Consigne = Modifie les entrées ci-dessous en remplaçant partout « bboxes » par « bounding boxes », sans toucher au reste. Ne reprends pas les images dans ta réponse.

╔══

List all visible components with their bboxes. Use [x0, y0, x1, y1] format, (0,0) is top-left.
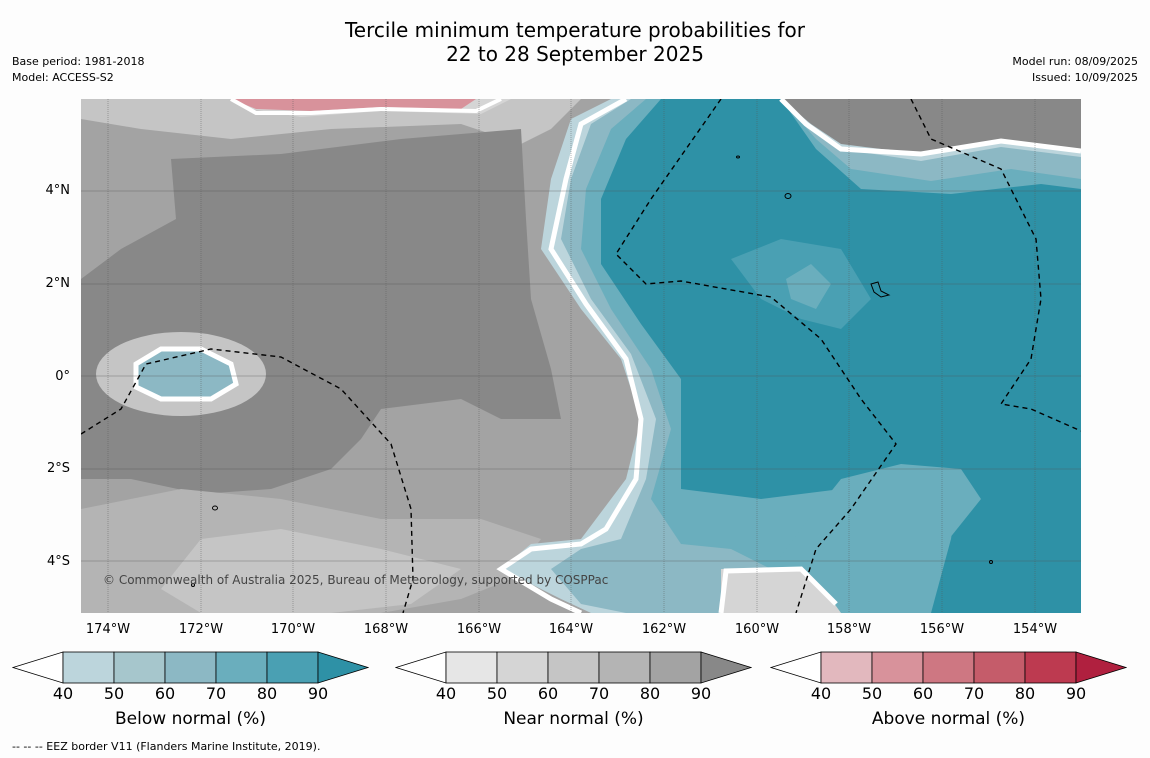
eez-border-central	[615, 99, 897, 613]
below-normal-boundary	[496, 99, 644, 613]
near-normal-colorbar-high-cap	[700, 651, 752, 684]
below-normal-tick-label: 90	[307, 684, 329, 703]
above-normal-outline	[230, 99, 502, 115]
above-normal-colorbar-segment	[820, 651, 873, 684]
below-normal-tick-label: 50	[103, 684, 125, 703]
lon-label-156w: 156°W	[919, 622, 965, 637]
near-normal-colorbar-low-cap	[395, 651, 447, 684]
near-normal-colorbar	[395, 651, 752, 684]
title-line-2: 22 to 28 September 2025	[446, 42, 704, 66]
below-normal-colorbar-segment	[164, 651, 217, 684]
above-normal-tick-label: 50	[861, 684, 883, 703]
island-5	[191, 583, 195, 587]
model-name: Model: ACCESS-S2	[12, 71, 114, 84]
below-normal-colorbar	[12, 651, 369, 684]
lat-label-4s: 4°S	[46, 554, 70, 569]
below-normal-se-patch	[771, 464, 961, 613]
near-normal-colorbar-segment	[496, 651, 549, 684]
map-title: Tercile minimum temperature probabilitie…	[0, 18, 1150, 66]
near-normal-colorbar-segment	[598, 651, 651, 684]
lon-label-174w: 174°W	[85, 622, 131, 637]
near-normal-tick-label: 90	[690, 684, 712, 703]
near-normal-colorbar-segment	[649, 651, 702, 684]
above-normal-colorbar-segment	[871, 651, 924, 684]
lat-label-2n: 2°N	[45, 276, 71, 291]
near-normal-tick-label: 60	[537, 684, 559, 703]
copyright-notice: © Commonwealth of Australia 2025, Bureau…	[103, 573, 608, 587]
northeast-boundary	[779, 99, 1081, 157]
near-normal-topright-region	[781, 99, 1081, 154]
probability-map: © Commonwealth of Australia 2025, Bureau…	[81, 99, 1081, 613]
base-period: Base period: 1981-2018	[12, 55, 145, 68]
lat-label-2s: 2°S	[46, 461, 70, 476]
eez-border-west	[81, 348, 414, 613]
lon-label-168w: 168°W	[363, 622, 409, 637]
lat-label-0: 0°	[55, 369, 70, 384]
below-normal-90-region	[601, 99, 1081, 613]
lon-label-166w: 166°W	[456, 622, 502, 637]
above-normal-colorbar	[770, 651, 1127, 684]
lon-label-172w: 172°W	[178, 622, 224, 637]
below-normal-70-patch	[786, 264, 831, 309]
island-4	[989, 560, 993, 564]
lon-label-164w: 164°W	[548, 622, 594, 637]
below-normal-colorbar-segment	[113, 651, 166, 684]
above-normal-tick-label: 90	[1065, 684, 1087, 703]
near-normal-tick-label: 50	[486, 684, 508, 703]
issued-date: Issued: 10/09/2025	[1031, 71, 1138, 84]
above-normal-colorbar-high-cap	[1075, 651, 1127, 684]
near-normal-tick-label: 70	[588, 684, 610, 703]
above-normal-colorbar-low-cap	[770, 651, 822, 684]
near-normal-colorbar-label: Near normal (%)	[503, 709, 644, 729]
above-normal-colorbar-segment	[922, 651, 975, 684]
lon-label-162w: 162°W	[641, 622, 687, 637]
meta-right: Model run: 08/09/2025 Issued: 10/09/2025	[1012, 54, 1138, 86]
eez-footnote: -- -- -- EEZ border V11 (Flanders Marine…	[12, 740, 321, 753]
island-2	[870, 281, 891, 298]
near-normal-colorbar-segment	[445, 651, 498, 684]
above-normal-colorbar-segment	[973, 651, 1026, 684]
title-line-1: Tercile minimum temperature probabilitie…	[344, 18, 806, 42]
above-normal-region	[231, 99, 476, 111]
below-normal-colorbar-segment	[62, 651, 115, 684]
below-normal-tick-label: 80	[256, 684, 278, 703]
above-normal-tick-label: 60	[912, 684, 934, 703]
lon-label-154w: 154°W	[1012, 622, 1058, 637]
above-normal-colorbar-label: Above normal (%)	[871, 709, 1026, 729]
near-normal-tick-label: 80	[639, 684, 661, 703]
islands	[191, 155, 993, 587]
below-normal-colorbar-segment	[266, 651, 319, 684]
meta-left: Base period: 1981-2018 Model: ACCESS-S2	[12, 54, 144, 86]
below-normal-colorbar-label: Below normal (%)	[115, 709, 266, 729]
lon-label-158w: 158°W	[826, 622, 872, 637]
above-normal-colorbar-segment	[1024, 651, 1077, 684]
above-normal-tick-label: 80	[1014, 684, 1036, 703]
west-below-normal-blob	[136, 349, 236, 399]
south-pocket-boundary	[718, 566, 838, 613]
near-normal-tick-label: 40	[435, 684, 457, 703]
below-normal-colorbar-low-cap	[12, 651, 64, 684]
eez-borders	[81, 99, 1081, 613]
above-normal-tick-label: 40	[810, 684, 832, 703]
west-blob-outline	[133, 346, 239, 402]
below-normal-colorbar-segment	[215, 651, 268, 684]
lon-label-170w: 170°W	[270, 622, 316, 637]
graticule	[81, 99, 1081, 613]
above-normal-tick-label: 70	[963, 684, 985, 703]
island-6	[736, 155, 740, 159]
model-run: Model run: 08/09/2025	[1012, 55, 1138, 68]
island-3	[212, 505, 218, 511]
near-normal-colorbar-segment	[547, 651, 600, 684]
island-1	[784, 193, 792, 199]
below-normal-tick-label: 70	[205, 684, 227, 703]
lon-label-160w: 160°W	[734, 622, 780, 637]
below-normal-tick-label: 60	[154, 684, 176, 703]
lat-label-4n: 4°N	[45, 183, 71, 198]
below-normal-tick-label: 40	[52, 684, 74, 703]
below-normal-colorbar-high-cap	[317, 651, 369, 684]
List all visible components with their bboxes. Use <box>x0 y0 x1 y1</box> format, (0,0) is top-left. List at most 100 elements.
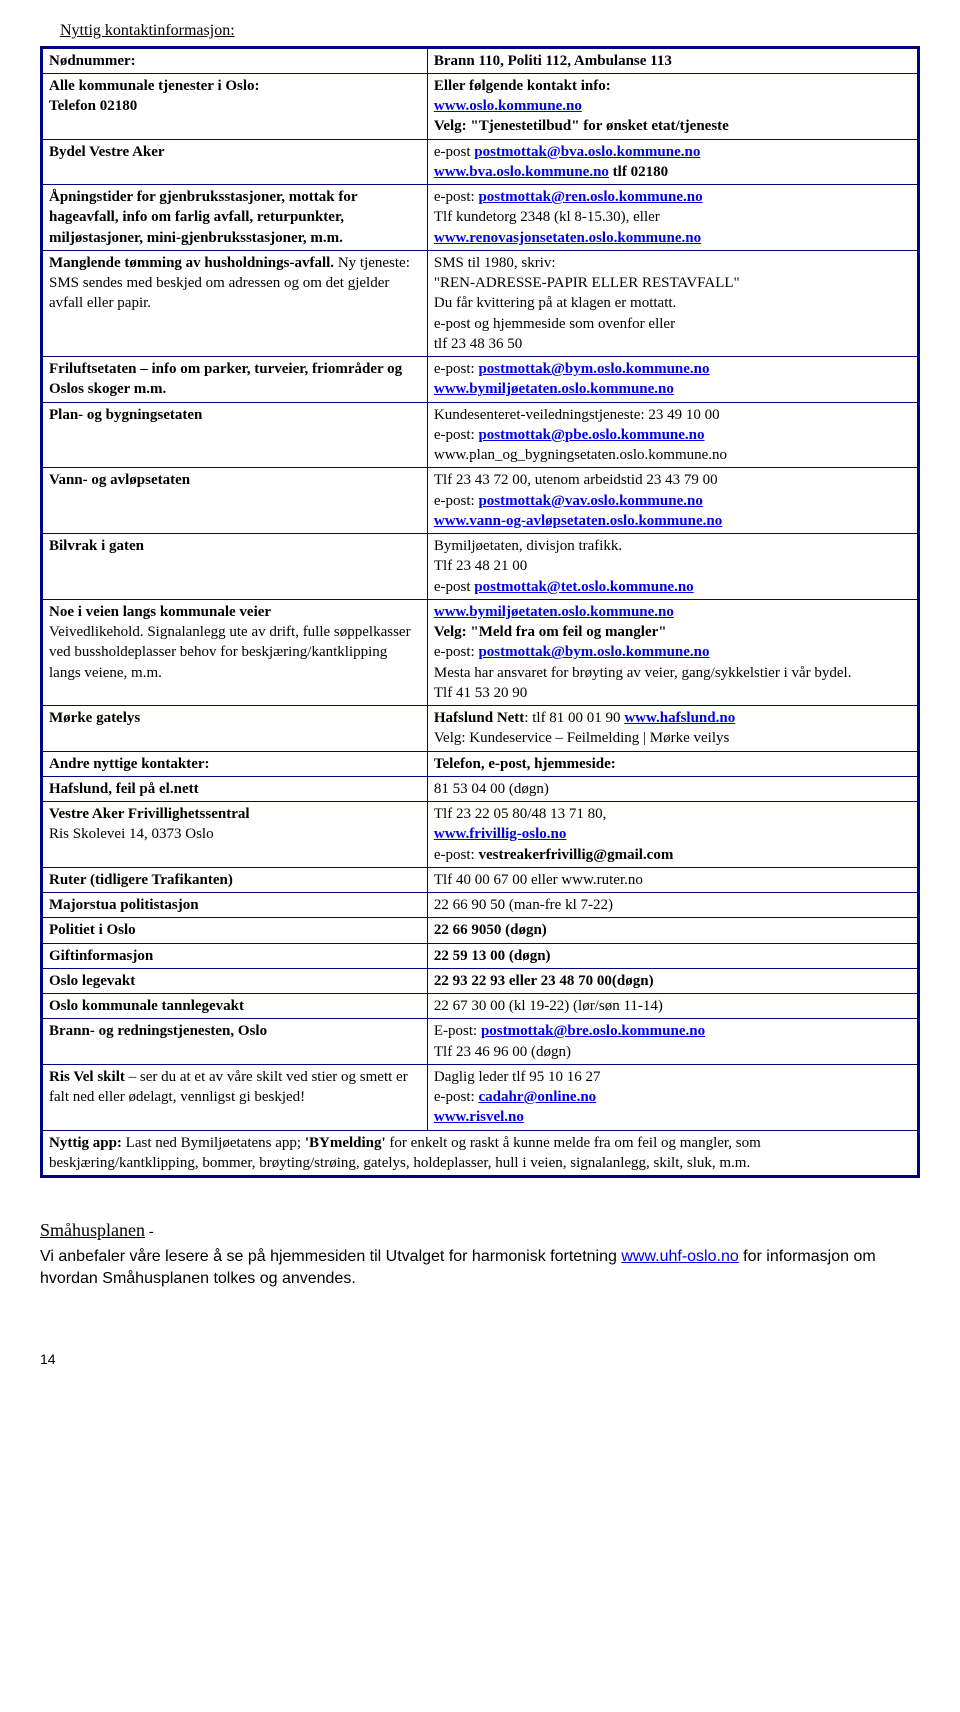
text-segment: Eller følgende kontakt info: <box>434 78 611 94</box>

╚══

Réponse =
List all visible components with their bounding boxes. Use [x0, y0, x1, y1] format, (0,0) is top-left.
eez-border-central	[615, 99, 897, 613]
below-normal-boundary	[496, 99, 644, 613]
near-normal-colorbar-high-cap	[700, 651, 752, 684]
below-normal-tick-label: 90	[307, 684, 329, 703]
above-normal-outline	[230, 99, 502, 115]
above-normal-colorbar-segment	[820, 651, 873, 684]
below-normal-tick-label: 50	[103, 684, 125, 703]
lon-label-156w: 156°W	[919, 622, 965, 637]
near-normal-colorbar-low-cap	[395, 651, 447, 684]
near-normal-colorbar	[395, 651, 752, 684]
title-line-2: 22 to 28 September 2025	[446, 42, 704, 66]
below-normal-colorbar-segment	[164, 651, 217, 684]
above-normal-tick-label: 50	[861, 684, 883, 703]
island-5	[191, 583, 195, 587]
model-name: Model: ACCESS-S2	[12, 71, 114, 84]
below-normal-colorbar	[12, 651, 369, 684]
lat-label-4s: 4°S	[46, 554, 70, 569]
below-normal-se-patch	[771, 464, 961, 613]
near-normal-colorbar-segment	[496, 651, 549, 684]
map-title: Tercile minimum temperature probabilitie…	[0, 18, 1150, 66]
near-normal-colorbar-segment	[598, 651, 651, 684]
lon-label-174w: 174°W	[85, 622, 131, 637]
near-normal-tick-label: 90	[690, 684, 712, 703]
near-normal-colorbar-segment	[649, 651, 702, 684]
above-normal-colorbar-segment	[871, 651, 924, 684]
lat-label-2n: 2°N	[45, 276, 71, 291]
near-normal-tick-label: 60	[537, 684, 559, 703]
copyright-notice: © Commonwealth of Australia 2025, Bureau…	[103, 573, 608, 587]
northeast-boundary	[779, 99, 1081, 157]
near-normal-topright-region	[781, 99, 1081, 154]
probability-map: © Commonwealth of Australia 2025, Bureau…	[81, 99, 1081, 613]
base-period: Base period: 1981-2018	[12, 55, 145, 68]
lat-label-2s: 2°S	[46, 461, 70, 476]
eez-border-west	[81, 348, 414, 613]
lon-label-168w: 168°W	[363, 622, 409, 637]
lat-label-0: 0°	[55, 369, 70, 384]
below-normal-90-region	[601, 99, 1081, 613]
lon-label-166w: 166°W	[456, 622, 502, 637]
above-normal-colorbar	[770, 651, 1127, 684]
lon-label-172w: 172°W	[178, 622, 224, 637]
below-normal-70-patch	[786, 264, 831, 309]
island-4	[989, 560, 993, 564]
lon-label-164w: 164°W	[548, 622, 594, 637]
below-normal-colorbar-segment	[113, 651, 166, 684]
above-normal-tick-label: 90	[1065, 684, 1087, 703]
near-normal-tick-label: 50	[486, 684, 508, 703]
issued-date: Issued: 10/09/2025	[1031, 71, 1138, 84]
above-normal-colorbar-high-cap	[1075, 651, 1127, 684]
near-normal-tick-label: 70	[588, 684, 610, 703]
above-normal-colorbar-low-cap	[770, 651, 822, 684]
near-normal-colorbar-label: Near normal (%)	[503, 709, 644, 729]
above-normal-colorbar-segment	[922, 651, 975, 684]
lon-label-162w: 162°W	[641, 622, 687, 637]
meta-right: Model run: 08/09/2025 Issued: 10/09/2025	[1012, 54, 1138, 86]
eez-footnote: -- -- -- EEZ border V11 (Flanders Marine…	[12, 740, 321, 753]
island-2	[870, 281, 891, 298]
near-normal-colorbar-segment	[445, 651, 498, 684]
above-normal-colorbar-segment	[973, 651, 1026, 684]
title-line-1: Tercile minimum temperature probabilitie…	[344, 18, 806, 42]
above-normal-region	[231, 99, 476, 111]
below-normal-colorbar-segment	[62, 651, 115, 684]
below-normal-tick-label: 80	[256, 684, 278, 703]
above-normal-tick-label: 60	[912, 684, 934, 703]
lon-label-154w: 154°W	[1012, 622, 1058, 637]
above-normal-colorbar-label: Above normal (%)	[871, 709, 1026, 729]
near-normal-tick-label: 80	[639, 684, 661, 703]
islands	[191, 155, 993, 587]
below-normal-colorbar-segment	[266, 651, 319, 684]
meta-left: Base period: 1981-2018 Model: ACCESS-S2	[12, 54, 144, 86]
below-normal-colorbar-label: Below normal (%)	[115, 709, 266, 729]
lon-label-158w: 158°W	[826, 622, 872, 637]
above-normal-colorbar-segment	[1024, 651, 1077, 684]
above-normal-tick-label: 80	[1014, 684, 1036, 703]
west-below-normal-blob	[136, 349, 236, 399]
south-pocket-boundary	[718, 566, 838, 613]
near-normal-tick-label: 40	[435, 684, 457, 703]
below-normal-colorbar-low-cap	[12, 651, 64, 684]
eez-borders	[81, 99, 1081, 613]
above-normal-tick-label: 40	[810, 684, 832, 703]
west-blob-outline	[133, 346, 239, 402]
below-normal-colorbar-segment	[215, 651, 268, 684]
lon-label-170w: 170°W	[270, 622, 316, 637]
graticule	[81, 99, 1081, 613]
above-normal-tick-label: 70	[963, 684, 985, 703]
island-6	[736, 155, 740, 159]
model-run: Model run: 08/09/2025	[1012, 55, 1138, 68]
island-3	[212, 505, 218, 511]
near-normal-colorbar-segment	[547, 651, 600, 684]
island-1	[784, 193, 792, 199]
below-normal-tick-label: 70	[205, 684, 227, 703]
lon-label-160w: 160°W	[734, 622, 780, 637]
below-normal-tick-label: 60	[154, 684, 176, 703]
lat-label-4n: 4°N	[45, 183, 71, 198]
below-normal-tick-label: 40	[52, 684, 74, 703]
below-normal-colorbar-high-cap	[317, 651, 369, 684]
List all visible components with their bounding boxes. Use <box>x0 y0 x1 y1</box> format, (0,0) is top-left. List at most 100 elements.
text-segment: Eller følgende kontakt info: <box>434 78 611 94</box>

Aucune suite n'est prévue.